### Objective
Each line below should be quoted exactly, please.

Items from a data source:
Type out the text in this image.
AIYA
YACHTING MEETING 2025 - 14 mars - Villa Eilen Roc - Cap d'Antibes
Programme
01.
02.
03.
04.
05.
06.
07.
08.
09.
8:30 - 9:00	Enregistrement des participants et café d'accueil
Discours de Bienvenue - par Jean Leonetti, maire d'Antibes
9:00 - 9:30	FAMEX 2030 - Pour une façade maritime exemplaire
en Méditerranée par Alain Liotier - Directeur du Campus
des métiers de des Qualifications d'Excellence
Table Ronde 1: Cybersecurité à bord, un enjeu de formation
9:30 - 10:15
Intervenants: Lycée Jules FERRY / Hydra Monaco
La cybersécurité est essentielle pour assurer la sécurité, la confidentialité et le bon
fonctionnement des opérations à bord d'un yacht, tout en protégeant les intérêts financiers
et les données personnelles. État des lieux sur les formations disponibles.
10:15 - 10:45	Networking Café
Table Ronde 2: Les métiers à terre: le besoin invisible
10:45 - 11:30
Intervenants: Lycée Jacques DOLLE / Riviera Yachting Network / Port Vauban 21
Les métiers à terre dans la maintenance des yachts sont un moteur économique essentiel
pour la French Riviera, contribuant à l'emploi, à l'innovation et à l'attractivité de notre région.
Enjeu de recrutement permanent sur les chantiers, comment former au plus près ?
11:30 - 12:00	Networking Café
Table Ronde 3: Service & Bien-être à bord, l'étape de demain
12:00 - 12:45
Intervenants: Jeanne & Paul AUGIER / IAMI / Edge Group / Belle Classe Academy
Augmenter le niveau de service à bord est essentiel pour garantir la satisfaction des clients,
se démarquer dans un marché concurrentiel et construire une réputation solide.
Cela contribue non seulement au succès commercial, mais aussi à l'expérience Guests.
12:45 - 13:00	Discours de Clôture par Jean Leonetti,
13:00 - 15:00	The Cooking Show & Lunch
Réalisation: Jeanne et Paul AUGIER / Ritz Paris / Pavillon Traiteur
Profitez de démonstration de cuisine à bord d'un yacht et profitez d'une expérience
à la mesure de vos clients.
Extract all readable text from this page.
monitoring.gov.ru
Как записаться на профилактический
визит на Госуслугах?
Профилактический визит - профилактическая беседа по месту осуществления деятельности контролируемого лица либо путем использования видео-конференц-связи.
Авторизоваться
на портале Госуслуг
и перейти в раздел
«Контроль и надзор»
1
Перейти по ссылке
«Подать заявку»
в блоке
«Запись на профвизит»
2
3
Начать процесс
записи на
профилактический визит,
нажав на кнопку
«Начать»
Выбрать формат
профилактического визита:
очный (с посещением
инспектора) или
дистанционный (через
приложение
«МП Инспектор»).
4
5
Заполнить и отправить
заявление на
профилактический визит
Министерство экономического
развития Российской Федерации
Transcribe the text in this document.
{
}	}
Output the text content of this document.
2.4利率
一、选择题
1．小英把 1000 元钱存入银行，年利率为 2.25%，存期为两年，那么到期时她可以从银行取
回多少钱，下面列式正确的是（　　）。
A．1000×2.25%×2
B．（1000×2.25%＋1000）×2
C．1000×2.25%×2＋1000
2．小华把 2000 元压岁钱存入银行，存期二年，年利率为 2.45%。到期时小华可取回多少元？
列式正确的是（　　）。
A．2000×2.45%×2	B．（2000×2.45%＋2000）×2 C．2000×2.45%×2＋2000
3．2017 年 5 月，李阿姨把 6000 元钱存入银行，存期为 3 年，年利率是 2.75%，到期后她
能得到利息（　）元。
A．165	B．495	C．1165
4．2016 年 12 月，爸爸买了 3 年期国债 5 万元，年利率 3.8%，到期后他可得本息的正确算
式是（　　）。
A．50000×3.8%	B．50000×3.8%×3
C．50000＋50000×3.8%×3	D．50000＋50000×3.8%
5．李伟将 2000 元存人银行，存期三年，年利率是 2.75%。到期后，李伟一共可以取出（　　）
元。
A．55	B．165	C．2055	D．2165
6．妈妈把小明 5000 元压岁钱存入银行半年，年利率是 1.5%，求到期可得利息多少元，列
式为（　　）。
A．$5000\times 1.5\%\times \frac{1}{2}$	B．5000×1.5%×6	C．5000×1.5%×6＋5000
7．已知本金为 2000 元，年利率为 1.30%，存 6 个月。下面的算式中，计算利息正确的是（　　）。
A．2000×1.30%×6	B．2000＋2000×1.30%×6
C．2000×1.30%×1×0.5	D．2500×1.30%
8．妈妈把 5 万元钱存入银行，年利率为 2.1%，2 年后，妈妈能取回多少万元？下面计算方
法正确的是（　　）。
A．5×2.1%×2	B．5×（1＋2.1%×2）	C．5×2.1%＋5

### Reply to the task
Type out the text in this image.
AIYA
YACHTING MEETING 2025 - 14 mars - Villa Eilen Roc - Cap d'Antibes
Programme
01.
02.
03.
04.
05.
06.
07.
08.
09.
8:30 - 9:00	Enregistrement des participants et café d'accueil
Discours de Bienvenue - par Jean Leonetti, maire d'Antibes
9:00 - 9:30	FAMEX 2030 - Pour une façade maritime exemplaire
en Méditerranée par Alain Liotier - Directeur du Campus
des métiers de des Qualifications d'Excellence
Table Ronde 1: Cybersecurité à bord, un enjeu de formation
9:30 - 10:15
Intervenants: Lycée Jules FERRY / Hydra Monaco
La cybersécurité est essentielle pour assurer la sécurité, la confidentialité et le bon
fonctionnement des opérations à bord d'un yacht, tout en protégeant les intérêts financiers
et les données personnelles. État des lieux sur les formations disponibles.
10:15 - 10:45	Networking Café
Table Ronde 2: Les métiers à terre: le besoin invisible
10:45 - 11:30
Intervenants: Lycée Jacques DOLLE / Riviera Yachting Network / Port Vauban 21
Les métiers à terre dans la maintenance des yachts sont un moteur économique essentiel
pour la French Riviera, contribuant à l'emploi, à l'innovation et à l'attractivité de notre région.
Enjeu de recrutement permanent sur les chantiers, comment former au plus près ?
11:30 - 12:00	Networking Café
Table Ronde 3: Service & Bien-être à bord, l'étape de demain
12:00 - 12:45
Intervenants: Jeanne & Paul AUGIER / IAMI / Edge Group / Belle Classe Academy
Augmenter le niveau de service à bord est essentiel pour garantir la satisfaction des clients,
se démarquer dans un marché concurrentiel et construire une réputation solide.
Cela contribue non seulement au succès commercial, mais aussi à l'expérience Guests.
12:45 - 13:00	Discours de Clôture par Jean Leonetti,
13:00 - 15:00	The Cooking Show & Lunch
Réalisation: Jeanne et Paul AUGIER / Ritz Paris / Pavillon Traiteur
Profitez de démonstration de cuisine à bord d'un yacht et profitez d'une expérience
à la mesure de vos clients.
Extract all readable text from this page.
monitoring.gov.ru
Как записаться на профилактический
визит на Госуслугах?
Профилактический визит - профилактическая беседа по месту осуществления деятельности контролируемого лица либо путем использования видео-конференц-связи.
Авторизоваться
на портале Госуслуг
и перейти в раздел
«Контроль и надзор»
1
Перейти по ссылке
«Подать заявку»
в блоке
«Запись на профвизит»
2
3
Начать процесс
записи на
профилактический визит,
нажав на кнопку
«Начать»
Выбрать формат
профилактического визита:
очный (с посещением
инспектора) или
дистанционный (через
приложение
«МП Инспектор»).
4
5
Заполнить и отправить
заявление на
профилактический визит
Министерство экономического
развития Российской Федерации
Transcribe the text in this document.
{
}	}
Output the text content of this document.
2.4利率
一、选择题
1．小英把 1000 元钱存入银行，年利率为 2.25%，存期为两年，那么到期时她可以从银行取
回多少钱，下面列式正确的是（　　）。
A．1000×2.25%×2
B．（1000×2.25%＋1000）×2
C．1000×2.25%×2＋1000
2．小华把 2000 元压岁钱存入银行，存期二年，年利率为 2.45%。到期时小华可取回多少元？
列式正确的是（　　）。
A．2000×2.45%×2	B．（2000×2.45%＋2000）×2 C．2000×2.45%×2＋2000
3．2017 年 5 月，李阿姨把 6000 元钱存入银行，存期为 3 年，年利率是 2.75%，到期后她
能得到利息（　）元。
A．165	B．495	C．1165
4．2016 年 12 月，爸爸买了 3 年期国债 5 万元，年利率 3.8%，到期后他可得本息的正确算
式是（　　）。
A．50000×3.8%	B．50000×3.8%×3
C．50000＋50000×3.8%×3	D．50000＋50000×3.8%
5．李伟将 2000 元存人银行，存期三年，年利率是 2.75%。到期后，李伟一共可以取出（　　）
元。
A．55	B．165	C．2055	D．2165
6．妈妈把小明 5000 元压岁钱存入银行半年，年利率是 1.5%，求到期可得利息多少元，列
式为（　　）。
A．$5000\times 1.5\%\times \frac{1}{2}$	B．5000×1.5%×6	C．5000×1.5%×6＋5000
7．已知本金为 2000 元，年利率为 1.30%，存 6 个月。下面的算式中，计算利息正确的是（　　）。
A．2000×1.30%×6	B．2000＋2000×1.30%×6
C．2000×1.30%×1×0.5	D．2500×1.30%
8．妈妈把 5 万元钱存入银行，年利率为 2.1%，2 年后，妈妈能取回多少万元？下面计算方
法正确的是（　　）。
A．5×2.1%×2	B．5×（1＋2.1%×2）	C．5×2.1%＋5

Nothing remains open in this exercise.